**STATED PROBLEM**.
Return every line of the data below that includes the string "this".

* START *

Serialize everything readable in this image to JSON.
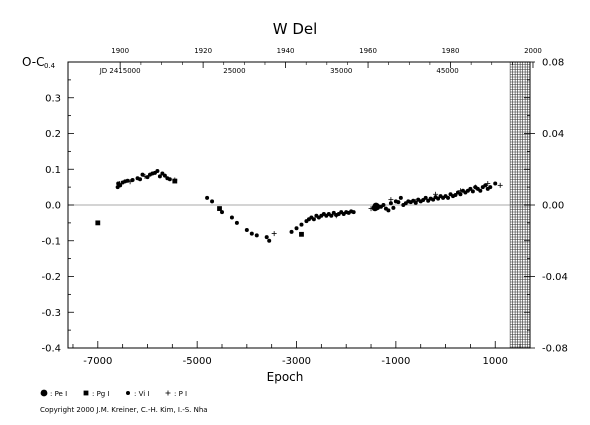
{
  "chart_data": {
    "type": "scatter",
    "title": "W Del",
    "xlabel": "Epoch",
    "ylabel": "O-C",
    "xlim": [
      -7600,
      1700
    ],
    "ylim": [
      -0.4,
      0.4
    ],
    "right_ylim": [
      -0.08,
      0.08
    ],
    "x_ticks": [
      -7000,
      -5000,
      -3000,
      -1000,
      1000
    ],
    "x_tick_labels": [
      "-7000",
      "-5000",
      "-3000",
      "-1000",
      "1000"
    ],
    "y_ticks": [
      -0.4,
      -0.3,
      -0.2,
      -0.1,
      0.0,
      0.1,
      0.2,
      0.3
    ],
    "y_tick_labels": [
      "-0.4",
      "-0.3",
      "-0.2",
      "-0.1",
      "0.0",
      "0.1",
      "0.2",
      "0.3"
    ],
    "y_top_label": "0.4",
    "right_ticks": [
      -0.08,
      -0.04,
      0.0,
      0.04,
      0.08
    ],
    "right_tick_labels": [
      "-0.08",
      "-0.04",
      "0.00",
      "0.04",
      "0.08"
    ],
    "top_year_ticks": [
      {
        "label": "1900",
        "x": -6550
      },
      {
        "label": "1920",
        "x": -4880
      },
      {
        "label": "1940",
        "x": -3220
      },
      {
        "label": "1960",
        "x": -1560
      },
      {
        "label": "1980",
        "x": 100
      },
      {
        "label": "2000",
        "x": 1760
      }
    ],
    "jd_labels": [
      {
        "label": "JD 2415000",
        "x": -6550
      },
      {
        "label": "25000",
        "x": -4250
      },
      {
        "label": "35000",
        "x": -2100
      },
      {
        "label": "45000",
        "x": 40
      }
    ],
    "hatched_from_x": 1300,
    "series": [
      {
        "name": "Pe I",
        "marker": "big-dot",
        "points": [
          [
            -1400,
            -0.003
          ],
          [
            -1380,
            -0.005
          ],
          [
            -1420,
            -0.008
          ]
        ]
      },
      {
        "name": "Pg I",
        "marker": "square",
        "points": [
          [
            -7000,
            -0.05
          ],
          [
            -5450,
            0.067
          ],
          [
            -4550,
            -0.01
          ],
          [
            -2900,
            -0.082
          ]
        ]
      },
      {
        "name": "Vi I",
        "marker": "dot",
        "points": [
          [
            -6600,
            0.05
          ],
          [
            -6590,
            0.06
          ],
          [
            -6550,
            0.055
          ],
          [
            -6500,
            0.063
          ],
          [
            -6450,
            0.066
          ],
          [
            -6400,
            0.068
          ],
          [
            -6300,
            0.07
          ],
          [
            -6200,
            0.075
          ],
          [
            -6150,
            0.072
          ],
          [
            -6100,
            0.085
          ],
          [
            -6000,
            0.078
          ],
          [
            -5950,
            0.085
          ],
          [
            -5900,
            0.088
          ],
          [
            -5850,
            0.09
          ],
          [
            -5800,
            0.095
          ],
          [
            -5750,
            0.08
          ],
          [
            -5700,
            0.088
          ],
          [
            -5650,
            0.082
          ],
          [
            -5600,
            0.075
          ],
          [
            -5550,
            0.072
          ],
          [
            -4800,
            0.02
          ],
          [
            -4700,
            0.01
          ],
          [
            -4500,
            -0.02
          ],
          [
            -4300,
            -0.035
          ],
          [
            -4200,
            -0.05
          ],
          [
            -4000,
            -0.07
          ],
          [
            -3900,
            -0.08
          ],
          [
            -3800,
            -0.085
          ],
          [
            -3600,
            -0.09
          ],
          [
            -3550,
            -0.1
          ],
          [
            -3100,
            -0.075
          ],
          [
            -3000,
            -0.065
          ],
          [
            -2900,
            -0.055
          ],
          [
            -2800,
            -0.045
          ],
          [
            -2750,
            -0.04
          ],
          [
            -2700,
            -0.035
          ],
          [
            -2650,
            -0.04
          ],
          [
            -2600,
            -0.03
          ],
          [
            -2550,
            -0.035
          ],
          [
            -2500,
            -0.03
          ],
          [
            -2450,
            -0.025
          ],
          [
            -2400,
            -0.03
          ],
          [
            -2350,
            -0.025
          ],
          [
            -2300,
            -0.03
          ],
          [
            -2250,
            -0.022
          ],
          [
            -2200,
            -0.028
          ],
          [
            -2150,
            -0.025
          ],
          [
            -2100,
            -0.02
          ],
          [
            -2050,
            -0.025
          ],
          [
            -2000,
            -0.02
          ],
          [
            -1950,
            -0.022
          ],
          [
            -1900,
            -0.018
          ],
          [
            -1850,
            -0.02
          ],
          [
            -1300,
            -0.005
          ],
          [
            -1250,
            0.0
          ],
          [
            -1200,
            -0.01
          ],
          [
            -1150,
            -0.015
          ],
          [
            -1100,
            0.005
          ],
          [
            -1050,
            -0.008
          ],
          [
            -1000,
            0.01
          ],
          [
            -950,
            0.008
          ],
          [
            -900,
            0.02
          ],
          [
            -850,
            0.0
          ],
          [
            -800,
            0.005
          ],
          [
            -750,
            0.01
          ],
          [
            -700,
            0.008
          ],
          [
            -650,
            0.012
          ],
          [
            -600,
            0.006
          ],
          [
            -550,
            0.015
          ],
          [
            -500,
            0.01
          ],
          [
            -450,
            0.014
          ],
          [
            -400,
            0.02
          ],
          [
            -350,
            0.012
          ],
          [
            -300,
            0.018
          ],
          [
            -250,
            0.015
          ],
          [
            -200,
            0.022
          ],
          [
            -150,
            0.018
          ],
          [
            -100,
            0.025
          ],
          [
            -50,
            0.02
          ],
          [
            0,
            0.025
          ],
          [
            50,
            0.02
          ],
          [
            100,
            0.03
          ],
          [
            150,
            0.025
          ],
          [
            200,
            0.028
          ],
          [
            250,
            0.035
          ],
          [
            300,
            0.03
          ],
          [
            350,
            0.04
          ],
          [
            400,
            0.035
          ],
          [
            450,
            0.04
          ],
          [
            500,
            0.045
          ],
          [
            550,
            0.038
          ],
          [
            600,
            0.05
          ],
          [
            650,
            0.045
          ],
          [
            700,
            0.04
          ],
          [
            750,
            0.05
          ],
          [
            800,
            0.055
          ],
          [
            850,
            0.045
          ],
          [
            900,
            0.05
          ],
          [
            1000,
            0.06
          ]
        ]
      },
      {
        "name": "P I",
        "marker": "plus",
        "points": [
          [
            -6560,
            0.06
          ],
          [
            -6350,
            0.065
          ],
          [
            -6050,
            0.08
          ],
          [
            -5450,
            0.07
          ],
          [
            -3450,
            -0.08
          ],
          [
            -2200,
            -0.03
          ],
          [
            -1500,
            -0.01
          ],
          [
            -1100,
            0.015
          ],
          [
            -600,
            0.01
          ],
          [
            -200,
            0.03
          ],
          [
            300,
            0.04
          ],
          [
            600,
            0.05
          ],
          [
            850,
            0.06
          ],
          [
            1100,
            0.055
          ]
        ]
      }
    ],
    "legend": [
      {
        "symbol": "big-dot",
        "label": ": Pe I"
      },
      {
        "symbol": "square",
        "label": ": Pg I"
      },
      {
        "symbol": "dot",
        "label": ": Vi I"
      },
      {
        "symbol": "plus",
        "label": ": P I"
      }
    ]
  },
  "copyright": "Copyright 2000 J.M. Kreiner, C.-H. Kim, I.-S. Nha"
}
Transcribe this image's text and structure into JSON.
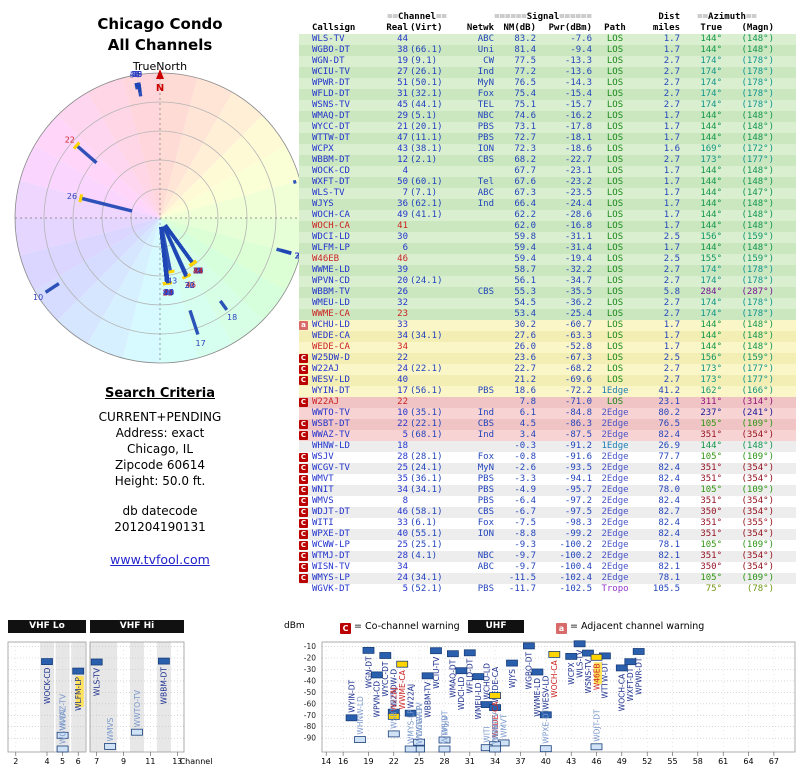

* END *

**RESULT OF THE TASK**.
Serialize everything readable in this image to JSON.
Transcribe this image's text and structure into JSON.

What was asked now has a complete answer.